EXERCISE: Using the listing beneath this task, count the lines with the word "chômage" and write only the result.

SOURCE MATERIAL:

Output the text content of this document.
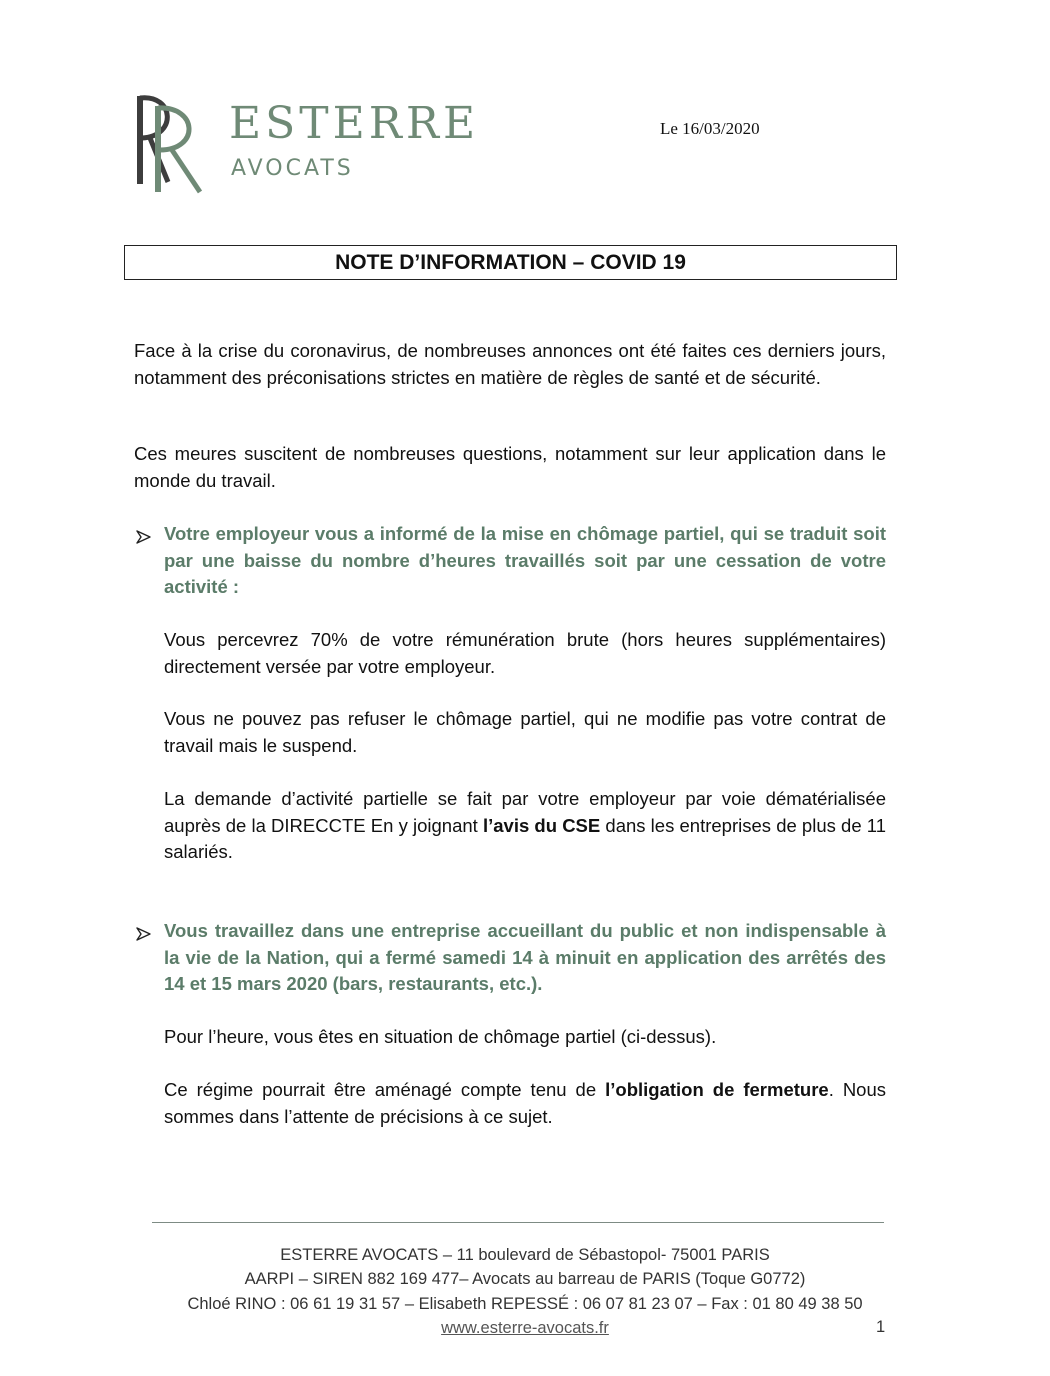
ESTERRE
AVOCATS
Le 16/03/2020
NOTE D’INFORMATION – COVID 19
Face à la crise du coronavirus, de nombreuses annonces ont été faites ces derniers jours, notamment des préconisations strictes en matière de règles de santé et de sécurité.
Ces meures suscitent de nombreuses questions, notamment sur leur application dans le monde du travail.
Votre employeur vous a informé de la mise en chômage partiel, qui se traduit soit par une baisse du nombre d’heures travaillés soit par une cessation de votre activité :
Vous percevrez 70% de votre rémunération brute (hors heures supplémentaires) directement versée par votre employeur.
Vous ne pouvez pas refuser le chômage partiel, qui ne modifie pas votre contrat de travail mais le suspend.
La demande d’activité partielle se fait par votre employeur par voie dématérialisée auprès de la DIRECCTE En y joignant l’avis du CSE dans les entreprises de plus de 11 salariés.
Vous travaillez dans une entreprise accueillant du public et non indispensable à la vie de la Nation, qui a fermé samedi 14 à minuit en application des arrêtés des 14 et 15 mars 2020 (bars, restaurants, etc.).
Pour l’heure, vous êtes en situation de chômage partiel (ci-dessus).
Ce régime pourrait être aménagé compte tenu de l’obligation de fermeture. Nous sommes dans l’attente de précisions à ce sujet.
ESTERRE AVOCATS – 11 boulevard de Sébastopol- 75001 PARIS
AARPI – SIREN 882 169 477– Avocats au barreau de PARIS (Toque G0772)
Chloé RINO : 06 61 19 31 57 – Elisabeth REPESSÉ : 06 07 81 23 07 – Fax : 01 80 49 38 50
www.esterre-avocats.fr	1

EXERCISE RESPONSE: 3